*Goal*.
Transcribe the entries below exactly; leave every image out.

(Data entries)

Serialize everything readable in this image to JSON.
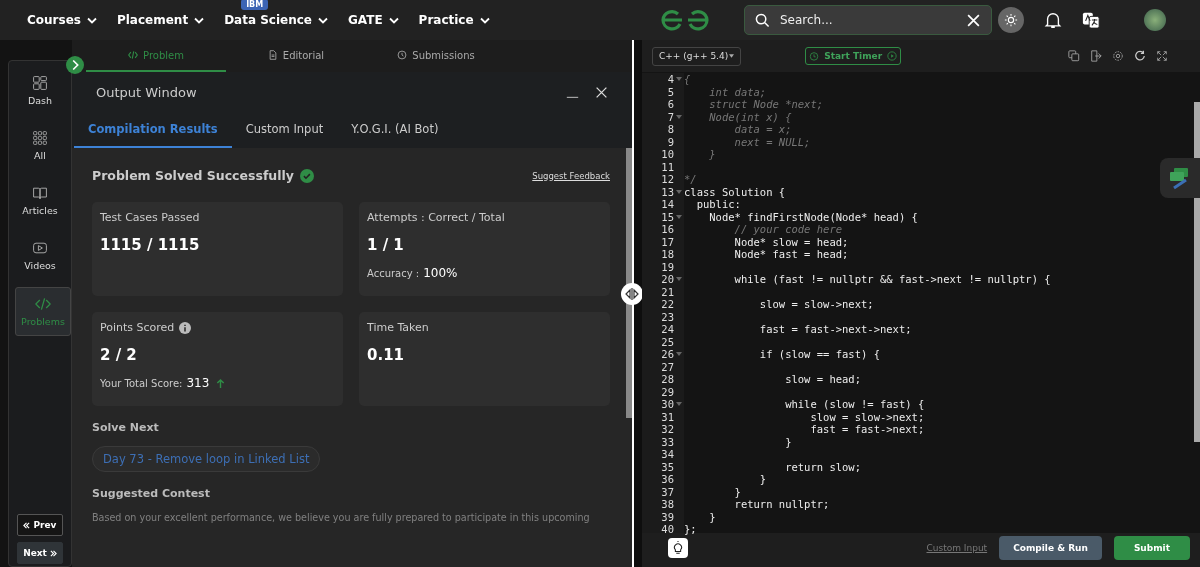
{
  "nav": {
    "items": [
      {
        "label": "Courses"
      },
      {
        "label": "Placement"
      },
      {
        "label": "Data Science",
        "badge": "IBM"
      },
      {
        "label": "GATE"
      },
      {
        "label": "Practice"
      }
    ],
    "search": {
      "placeholder": "Search..."
    }
  },
  "sidebar": {
    "items": [
      {
        "label": "Dash",
        "selected": false
      },
      {
        "label": "All",
        "selected": false
      },
      {
        "label": "Articles",
        "selected": false
      },
      {
        "label": "Videos",
        "selected": false
      },
      {
        "label": "Problems",
        "selected": true
      }
    ],
    "prev": "Prev",
    "next": "Next"
  },
  "problem_tabs": [
    {
      "label": "Problem",
      "selected": true
    },
    {
      "label": "Editorial",
      "selected": false
    },
    {
      "label": "Submissions",
      "selected": false
    }
  ],
  "output": {
    "title": "Output Window",
    "tabs": [
      {
        "label": "Compilation Results",
        "selected": true
      },
      {
        "label": "Custom Input",
        "selected": false
      },
      {
        "label": "Y.O.G.I. (AI Bot)",
        "selected": false
      }
    ],
    "status": "Problem Solved Successfully",
    "feedback": "Suggest Feedback",
    "cards": [
      {
        "title": "Test Cases Passed",
        "value": "1115 / 1115"
      },
      {
        "title": "Attempts : Correct / Total",
        "value": "1 / 1",
        "note_label": "Accuracy :",
        "note_value": "100%"
      },
      {
        "title": "Points Scored",
        "info": true,
        "value": "2 / 2",
        "note_label": "Your Total Score:",
        "note_value": "313"
      },
      {
        "title": "Time Taken",
        "value": "0.11"
      }
    ],
    "solve_next_title": "Solve Next",
    "solve_next": "Day 73 - Remove loop in Linked List",
    "contest_title": "Suggested Contest",
    "contest_text": "Based on your excellent performance, we believe you are fully prepared to participate in this upcoming"
  },
  "editor": {
    "language": "C++ (g++ 5.4)",
    "timer": "Start Timer",
    "lines": [
      {
        "no": "4",
        "text": "{",
        "kind": "comment",
        "fold": true
      },
      {
        "no": "5",
        "text": "    int data;",
        "kind": "comment",
        "fold": false
      },
      {
        "no": "6",
        "text": "    struct Node *next;",
        "kind": "comment",
        "fold": false
      },
      {
        "no": "7",
        "text": "    Node(int x) {",
        "kind": "comment",
        "fold": true
      },
      {
        "no": "8",
        "text": "        data = x;",
        "kind": "comment",
        "fold": false
      },
      {
        "no": "9",
        "text": "        next = NULL;",
        "kind": "comment",
        "fold": false
      },
      {
        "no": "10",
        "text": "    }",
        "kind": "comment",
        "fold": false
      },
      {
        "no": "11",
        "fold": false
      },
      {
        "no": "12",
        "text": "*/",
        "kind": "comment",
        "fold": false
      },
      {
        "no": "13",
        "text": "class Solution {",
        "kind": "code",
        "fold": true
      },
      {
        "no": "14",
        "text": "  public:",
        "kind": "code",
        "fold": false
      },
      {
        "no": "15",
        "text": "    Node* findFirstNode(Node* head) {",
        "kind": "code",
        "fold": true
      },
      {
        "no": "16",
        "text": "        // your code here",
        "kind": "comment",
        "fold": false
      },
      {
        "no": "17",
        "text": "        Node* slow = head;",
        "kind": "code",
        "fold": false
      },
      {
        "no": "18",
        "text": "        Node* fast = head;",
        "kind": "code",
        "fold": false
      },
      {
        "no": "19",
        "fold": false
      },
      {
        "no": "20",
        "text": "        while (fast != nullptr && fast->next != nullptr) {",
        "kind": "code",
        "fold": true
      },
      {
        "no": "21",
        "fold": false
      },
      {
        "no": "22",
        "text": "            slow = slow->next;",
        "kind": "code",
        "fold": false
      },
      {
        "no": "23",
        "fold": false
      },
      {
        "no": "24",
        "text": "            fast = fast->next->next;",
        "kind": "code",
        "fold": false
      },
      {
        "no": "25",
        "fold": false
      },
      {
        "no": "26",
        "text": "            if (slow == fast) {",
        "kind": "code",
        "fold": true
      },
      {
        "no": "27",
        "fold": false
      },
      {
        "no": "28",
        "text": "                slow = head;",
        "kind": "code",
        "fold": false
      },
      {
        "no": "29",
        "fold": false
      },
      {
        "no": "30",
        "text": "                while (slow != fast) {",
        "kind": "code",
        "fold": true
      },
      {
        "no": "31",
        "text": "                    slow = slow->next;",
        "kind": "code",
        "fold": false
      },
      {
        "no": "32",
        "text": "                    fast = fast->next;",
        "kind": "code",
        "fold": false
      },
      {
        "no": "33",
        "text": "                }",
        "kind": "code",
        "fold": false
      },
      {
        "no": "34",
        "fold": false
      },
      {
        "no": "35",
        "text": "                return slow;",
        "kind": "code",
        "fold": false
      },
      {
        "no": "36",
        "text": "            }",
        "kind": "code",
        "fold": false
      },
      {
        "no": "37",
        "text": "        }",
        "kind": "code",
        "fold": false
      },
      {
        "no": "38",
        "text": "        return nullptr;",
        "kind": "code",
        "fold": false
      },
      {
        "no": "39",
        "text": "    }",
        "kind": "code",
        "fold": false
      },
      {
        "no": "40",
        "text": "};",
        "kind": "code",
        "fold": false
      }
    ],
    "custom_input": "Custom Input",
    "compile": "Compile & Run",
    "submit": "Submit"
  }
}
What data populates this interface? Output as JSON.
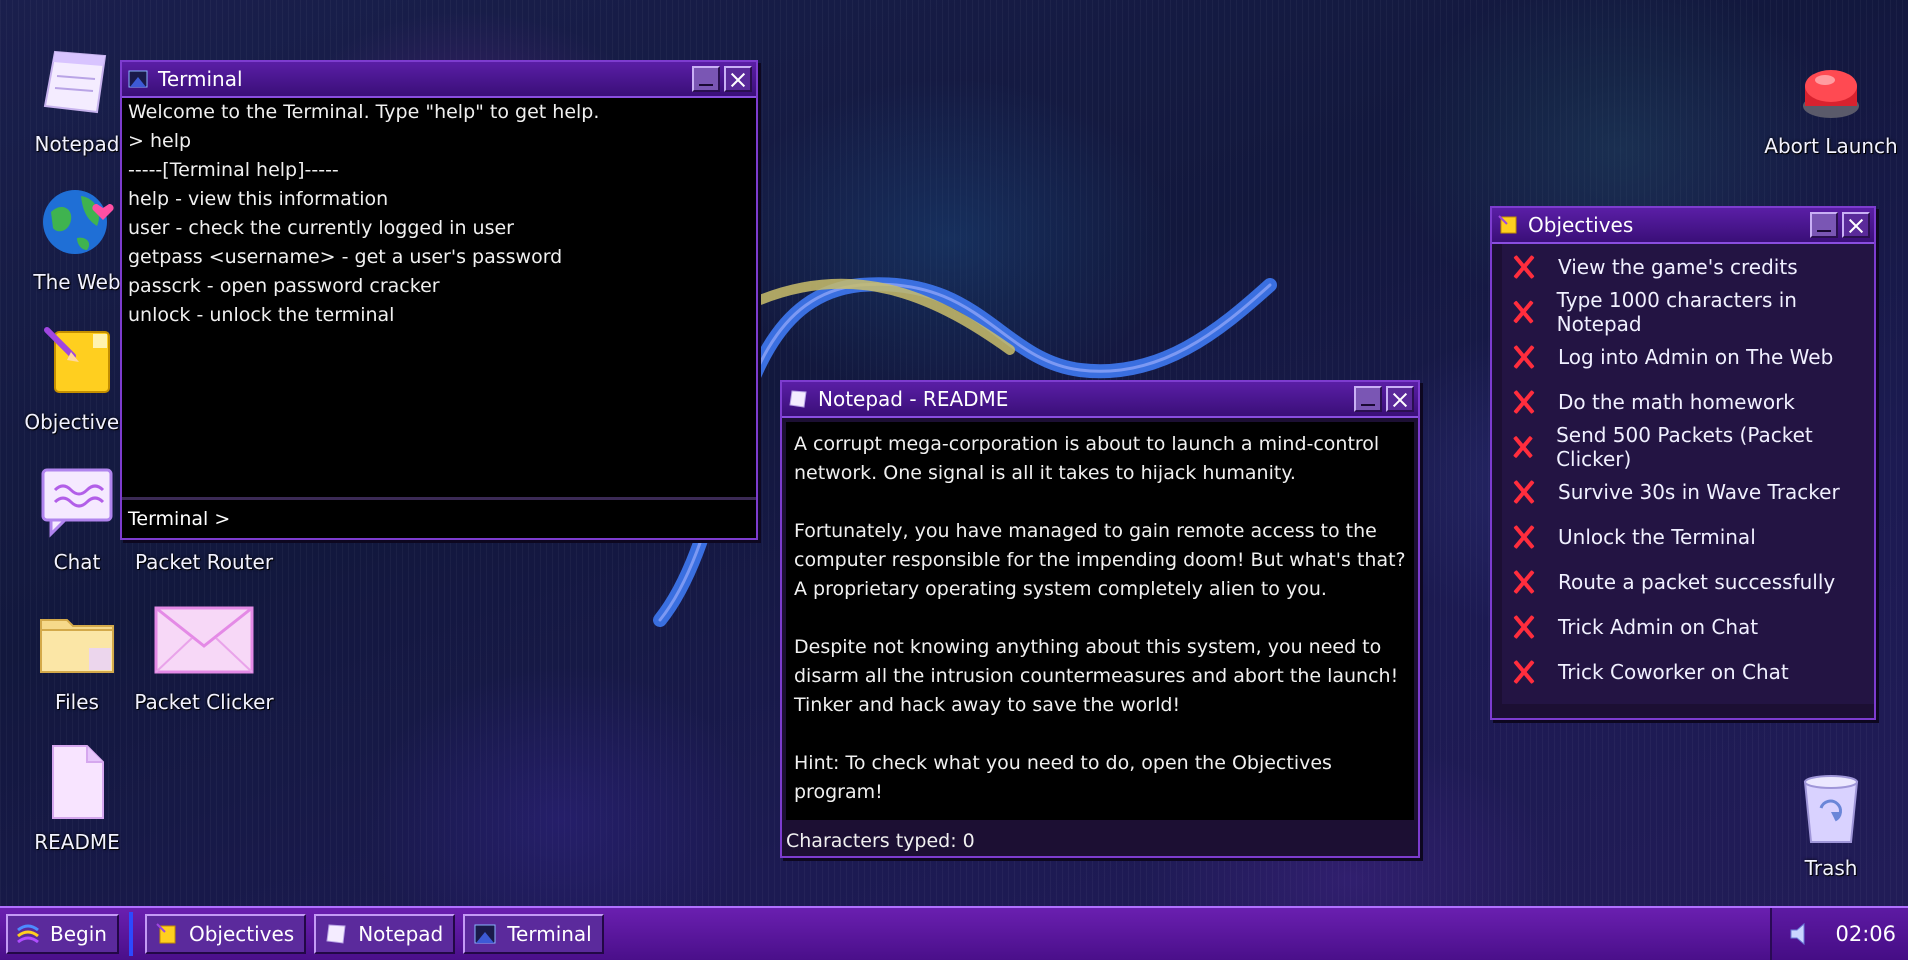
{
  "desktop": {
    "icons": {
      "notepad": "Notepad",
      "web": "The Web",
      "objectives": "Objectives",
      "chat": "Chat",
      "packet_router": "Packet Router",
      "files": "Files",
      "packet_clicker": "Packet Clicker",
      "readme": "README",
      "abort_launch": "Abort Launch",
      "trash": "Trash"
    }
  },
  "terminal": {
    "title": "Terminal",
    "lines": [
      "Welcome to the Terminal. Type \"help\" to get help.",
      "> help",
      "-----[Terminal help]-----",
      "help - view this information",
      "user - check the currently logged in user",
      "getpass <username> - get a user's password",
      "passcrk - open password cracker",
      "unlock - unlock the terminal"
    ],
    "prompt": "Terminal >"
  },
  "notepad": {
    "title": "Notepad - README",
    "paragraphs": [
      "A corrupt mega-corporation is about to launch a mind-control network. One signal is all it takes to hijack humanity.",
      "Fortunately, you have managed to gain remote access to the computer responsible for the impending doom! But what's that? A proprietary operating system completely alien to you.",
      "Despite not knowing anything about this system, you need to disarm all the intrusion countermeasures and abort the launch! Tinker and hack away to save the world!",
      "Hint: To check what you need to do, open the Objectives program!"
    ],
    "status": "Characters typed: 0"
  },
  "objectives": {
    "title": "Objectives",
    "items": [
      "View the game's credits",
      "Type 1000 characters in Notepad",
      "Log into Admin on The Web",
      "Do the math homework",
      "Send 500 Packets (Packet Clicker)",
      "Survive 30s in Wave Tracker",
      "Unlock the Terminal",
      "Route a packet successfully",
      "Trick Admin on Chat",
      "Trick Coworker on Chat"
    ]
  },
  "taskbar": {
    "start": "Begin",
    "buttons": [
      "Objectives",
      "Notepad",
      "Terminal"
    ],
    "clock": "02:06"
  },
  "colors": {
    "accent": "#7d3ccf",
    "taskbar": "#5a14a0",
    "objective_incomplete": "#ff2d3d"
  }
}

*Expected answer*.
Serialize everything readable in this image to JSON.
{
  "nav": {
    "items": [
      {
        "label": "Courses"
      },
      {
        "label": "Placement"
      },
      {
        "label": "Data Science",
        "badge": "IBM"
      },
      {
        "label": "GATE"
      },
      {
        "label": "Practice"
      }
    ],
    "search": {
      "placeholder": "Search..."
    }
  },
  "sidebar": {
    "items": [
      {
        "label": "Dash",
        "selected": false
      },
      {
        "label": "All",
        "selected": false
      },
      {
        "label": "Articles",
        "selected": false
      },
      {
        "label": "Videos",
        "selected": false
      },
      {
        "label": "Problems",
        "selected": true
      }
    ],
    "prev": "Prev",
    "next": "Next"
  },
  "problem_tabs": [
    {
      "label": "Problem",
      "selected": true
    },
    {
      "label": "Editorial",
      "selected": false
    },
    {
      "label": "Submissions",
      "selected": false
    }
  ],
  "output": {
    "title": "Output Window",
    "tabs": [
      {
        "label": "Compilation Results",
        "selected": true
      },
      {
        "label": "Custom Input",
        "selected": false
      },
      {
        "label": "Y.O.G.I. (AI Bot)",
        "selected": false
      }
    ],
    "status": "Problem Solved Successfully",
    "feedback": "Suggest Feedback",
    "cards": [
      {
        "title": "Test Cases Passed",
        "value": "1115 / 1115"
      },
      {
        "title": "Attempts : Correct / Total",
        "value": "1 / 1",
        "note_label": "Accuracy :",
        "note_value": "100%"
      },
      {
        "title": "Points Scored",
        "info": true,
        "value": "2 / 2",
        "note_label": "Your Total Score:",
        "note_value": "313"
      },
      {
        "title": "Time Taken",
        "value": "0.11"
      }
    ],
    "solve_next_title": "Solve Next",
    "solve_next": "Day 73 - Remove loop in Linked List",
    "contest_title": "Suggested Contest",
    "contest_text": "Based on your excellent performance, we believe you are fully prepared to participate in this upcoming"
  },
  "editor": {
    "language": "C++ (g++ 5.4)",
    "timer": "Start Timer",
    "lines": [
      {
        "no": "4",
        "text": "{",
        "kind": "comment",
        "fold": true
      },
      {
        "no": "5",
        "text": "    int data;",
        "kind": "comment",
        "fold": false
      },
      {
        "no": "6",
        "text": "    struct Node *next;",
        "kind": "comment",
        "fold": false
      },
      {
        "no": "7",
        "text": "    Node(int x) {",
        "kind": "comment",
        "fold": true
      },
      {
        "no": "8",
        "text": "        data = x;",
        "kind": "comment",
        "fold": false
      },
      {
        "no": "9",
        "text": "        next = NULL;",
        "kind": "comment",
        "fold": false
      },
      {
        "no": "10",
        "text": "    }",
        "kind": "comment",
        "fold": false
      },
      {
        "no": "11",
        "fold": false
      },
      {
        "no": "12",
        "text": "*/",
        "kind": "comment",
        "fold": false
      },
      {
        "no": "13",
        "text": "class Solution {",
        "kind": "code",
        "fold": true
      },
      {
        "no": "14",
        "text": "  public:",
        "kind": "code",
        "fold": false
      },
      {
        "no": "15",
        "text": "    Node* findFirstNode(Node* head) {",
        "kind": "code",
        "fold": true
      },
      {
        "no": "16",
        "text": "        // your code here",
        "kind": "comment",
        "fold": false
      },
      {
        "no": "17",
        "text": "        Node* slow = head;",
        "kind": "code",
        "fold": false
      },
      {
        "no": "18",
        "text": "        Node* fast = head;",
        "kind": "code",
        "fold": false
      },
      {
        "no": "19",
        "fold": false
      },
      {
        "no": "20",
        "text": "        while (fast != nullptr && fast->next != nullptr) {",
        "kind": "code",
        "fold": true
      },
      {
        "no": "21",
        "fold": false
      },
      {
        "no": "22",
        "text": "            slow = slow->next;",
        "kind": "code",
        "fold": false
      },
      {
        "no": "23",
        "fold": false
      },
      {
        "no": "24",
        "text": "            fast = fast->next->next;",
        "kind": "code",
        "fold": false
      },
      {
        "no": "25",
        "fold": false
      },
      {
        "no": "26",
        "text": "            if (slow == fast) {",
        "kind": "code",
        "fold": true
      },
      {
        "no": "27",
        "fold": false
      },
      {
        "no": "28",
        "text": "                slow = head;",
        "kind": "code",
        "fold": false
      },
      {
        "no": "29",
        "fold": false
      },
      {
        "no": "30",
        "text": "                while (slow != fast) {",
        "kind": "code",
        "fold": true
      },
      {
        "no": "31",
        "text": "                    slow = slow->next;",
        "kind": "code",
        "fold": false
      },
      {
        "no": "32",
        "text": "                    fast = fast->next;",
        "kind": "code",
        "fold": false
      },
      {
        "no": "33",
        "text": "                }",
        "kind": "code",
        "fold": false
      },
      {
        "no": "34",
        "fold": false
      },
      {
        "no": "35",
        "text": "                return slow;",
        "kind": "code",
        "fold": false
      },
      {
        "no": "36",
        "text": "            }",
        "kind": "code",
        "fold": false
      },
      {
        "no": "37",
        "text": "        }",
        "kind": "code",
        "fold": false
      },
      {
        "no": "38",
        "text": "        return nullptr;",
        "kind": "code",
        "fold": false
      },
      {
        "no": "39",
        "text": "    }",
        "kind": "code",
        "fold": false
      },
      {
        "no": "40",
        "text": "};",
        "kind": "code",
        "fold": false
      }
    ],
    "custom_input": "Custom Input",
    "compile": "Compile & Run",
    "submit": "Submit"
  }
}
What data populates this interface? Output as JSON.
{
  "desktop": {
    "icons": {
      "notepad": "Notepad",
      "web": "The Web",
      "objectives": "Objectives",
      "chat": "Chat",
      "packet_router": "Packet Router",
      "files": "Files",
      "packet_clicker": "Packet Clicker",
      "readme": "README",
      "abort_launch": "Abort Launch",
      "trash": "Trash"
    }
  },
  "terminal": {
    "title": "Terminal",
    "lines": [
      "Welcome to the Terminal. Type \"help\" to get help.",
      "> help",
      "-----[Terminal help]-----",
      "help - view this information",
      "user - check the currently logged in user",
      "getpass <username> - get a user's password",
      "passcrk - open password cracker",
      "unlock - unlock the terminal"
    ],
    "prompt": "Terminal >"
  },
  "notepad": {
    "title": "Notepad - README",
    "paragraphs": [
      "A corrupt mega-corporation is about to launch a mind-control network. One signal is all it takes to hijack humanity.",
      "Fortunately, you have managed to gain remote access to the computer responsible for the impending doom! But what's that? A proprietary operating system completely alien to you.",
      "Despite not knowing anything about this system, you need to disarm all the intrusion countermeasures and abort the launch! Tinker and hack away to save the world!",
      "Hint: To check what you need to do, open the Objectives program!"
    ],
    "status": "Characters typed: 0"
  },
  "objectives": {
    "title": "Objectives",
    "items": [
      "View the game's credits",
      "Type 1000 characters in Notepad",
      "Log into Admin on The Web",
      "Do the math homework",
      "Send 500 Packets (Packet Clicker)",
      "Survive 30s in Wave Tracker",
      "Unlock the Terminal",
      "Route a packet successfully",
      "Trick Admin on Chat",
      "Trick Coworker on Chat"
    ]
  },
  "taskbar": {
    "start": "Begin",
    "buttons": [
      "Objectives",
      "Notepad",
      "Terminal"
    ],
    "clock": "02:06"
  },
  "colors": {
    "accent": "#7d3ccf",
    "taskbar": "#5a14a0",
    "objective_incomplete": "#ff2d3d"
  }
}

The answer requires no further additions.